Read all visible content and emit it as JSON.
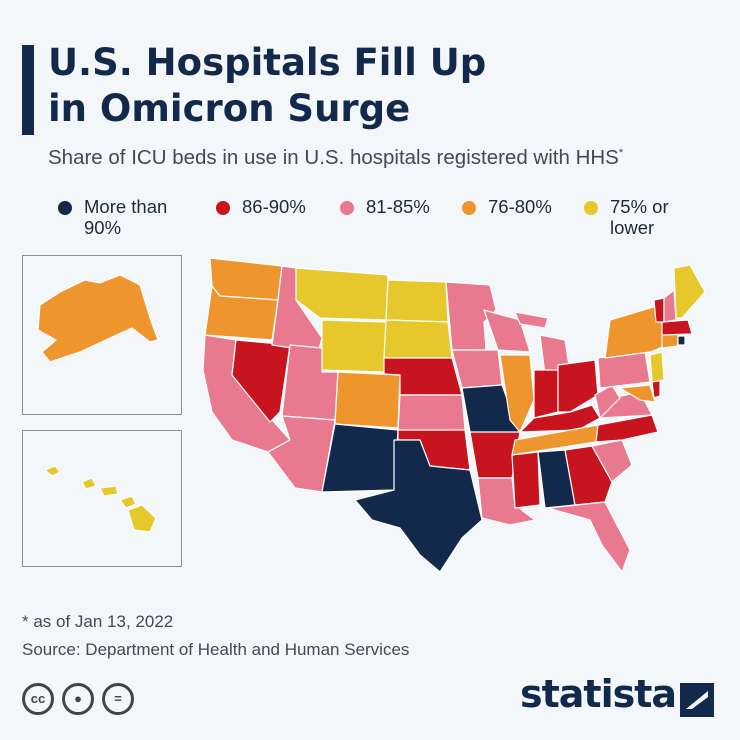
{
  "header": {
    "title_line1": "U.S. Hospitals Fill Up",
    "title_line2": "in Omicron Surge",
    "subtitle": "Share of ICU beds in use in U.S. hospitals registered with HHS",
    "subtitle_mark": "*"
  },
  "legend": [
    {
      "line1": "More than",
      "line2": "90%",
      "color": "#13294b"
    },
    {
      "line1": "86-90%",
      "line2": "",
      "color": "#c8141e"
    },
    {
      "line1": "81-85%",
      "line2": "",
      "color": "#e9798f"
    },
    {
      "line1": "76-80%",
      "line2": "",
      "color": "#ee952d"
    },
    {
      "line1": "75% or",
      "line2": "lower",
      "color": "#e6c72c"
    }
  ],
  "map_categories": {
    "more_than_90": [
      "New Mexico",
      "Texas",
      "Missouri",
      "Alabama",
      "Rhode Island"
    ],
    "86_90": [
      "Nevada",
      "Nebraska",
      "Oklahoma",
      "Arkansas",
      "Mississippi",
      "Georgia",
      "Indiana",
      "Ohio",
      "Kentucky",
      "North Carolina",
      "Delaware",
      "Vermont",
      "Massachusetts"
    ],
    "81_85": [
      "California",
      "Idaho",
      "Utah",
      "Arizona",
      "Kansas",
      "Minnesota",
      "Iowa",
      "Wisconsin",
      "Michigan",
      "Louisiana",
      "Florida",
      "South Carolina",
      "Virginia",
      "West Virginia",
      "Pennsylvania",
      "New Hampshire"
    ],
    "76_80": [
      "Alaska",
      "Washington",
      "Oregon",
      "Colorado",
      "Illinois",
      "Tennessee",
      "New York",
      "Connecticut",
      "Maryland"
    ],
    "75_or_lower": [
      "Hawaii",
      "Montana",
      "Wyoming",
      "North Dakota",
      "South Dakota",
      "Maine",
      "New Jersey"
    ]
  },
  "footer": {
    "note": "* as of Jan 13, 2022",
    "source": "Source: Department of Health and Human Services",
    "brand": "statista"
  },
  "icons": {
    "cc": "cc",
    "by": "person",
    "nd": "="
  }
}
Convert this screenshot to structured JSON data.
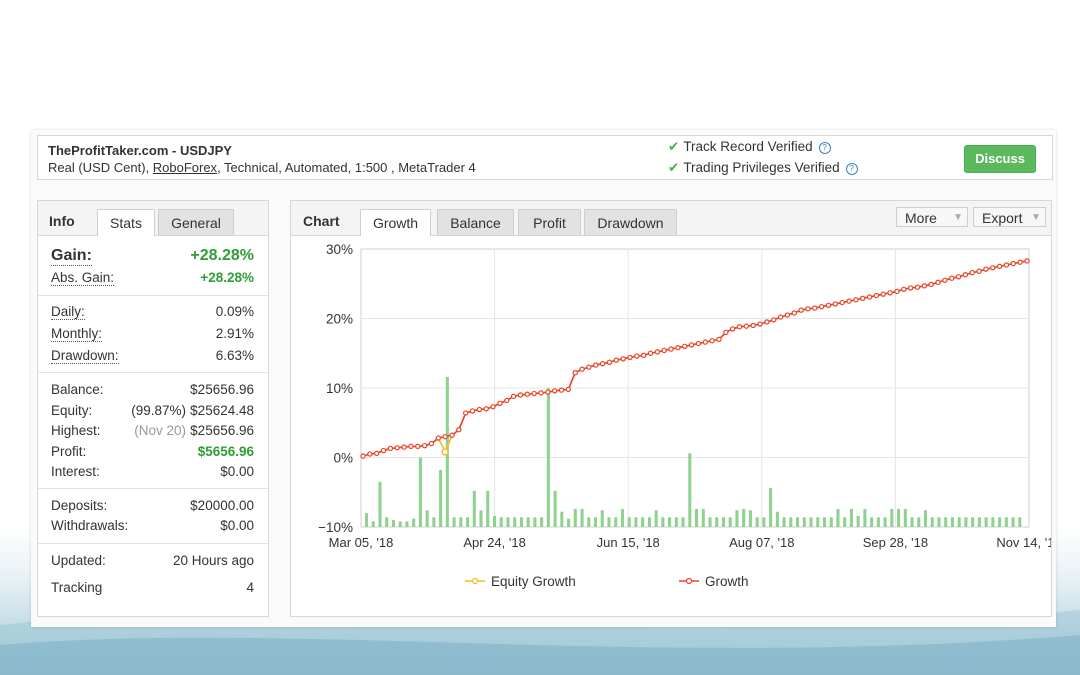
* * * *
# [Written task]
Do not include the images; transcribe the rest of the listing exactly.

# [Correct output]
Read all visible content and emit it as JSON.
{
  "header": {
    "title_line1": "U.S. Hospitals Fill Up",
    "title_line2": "in Omicron Surge",
    "subtitle": "Share of ICU beds in use in U.S. hospitals registered with HHS",
    "subtitle_mark": "*"
  },
  "legend": [
    {
      "line1": "More than",
      "line2": "90%",
      "color": "#13294b"
    },
    {
      "line1": "86-90%",
      "line2": "",
      "color": "#c8141e"
    },
    {
      "line1": "81-85%",
      "line2": "",
      "color": "#e9798f"
    },
    {
      "line1": "76-80%",
      "line2": "",
      "color": "#ee952d"
    },
    {
      "line1": "75% or",
      "line2": "lower",
      "color": "#e6c72c"
    }
  ],
  "map_categories": {
    "more_than_90": [
      "New Mexico",
      "Texas",
      "Missouri",
      "Alabama",
      "Rhode Island"
    ],
    "86_90": [
      "Nevada",
      "Nebraska",
      "Oklahoma",
      "Arkansas",
      "Mississippi",
      "Georgia",
      "Indiana",
      "Ohio",
      "Kentucky",
      "North Carolina",
      "Delaware",
      "Vermont",
      "Massachusetts"
    ],
    "81_85": [
      "California",
      "Idaho",
      "Utah",
      "Arizona",
      "Kansas",
      "Minnesota",
      "Iowa",
      "Wisconsin",
      "Michigan",
      "Louisiana",
      "Florida",
      "South Carolina",
      "Virginia",
      "West Virginia",
      "Pennsylvania",
      "New Hampshire"
    ],
    "76_80": [
      "Alaska",
      "Washington",
      "Oregon",
      "Colorado",
      "Illinois",
      "Tennessee",
      "New York",
      "Connecticut",
      "Maryland"
    ],
    "75_or_lower": [
      "Hawaii",
      "Montana",
      "Wyoming",
      "North Dakota",
      "South Dakota",
      "Maine",
      "New Jersey"
    ]
  },
  "footer": {
    "note": "* as of Jan 13, 2022",
    "source": "Source: Department of Health and Human Services",
    "brand": "statista"
  },
  "icons": {
    "cc": "cc",
    "by": "person",
    "nd": "="
  }
}
Convert this screenshot to structured JSON data.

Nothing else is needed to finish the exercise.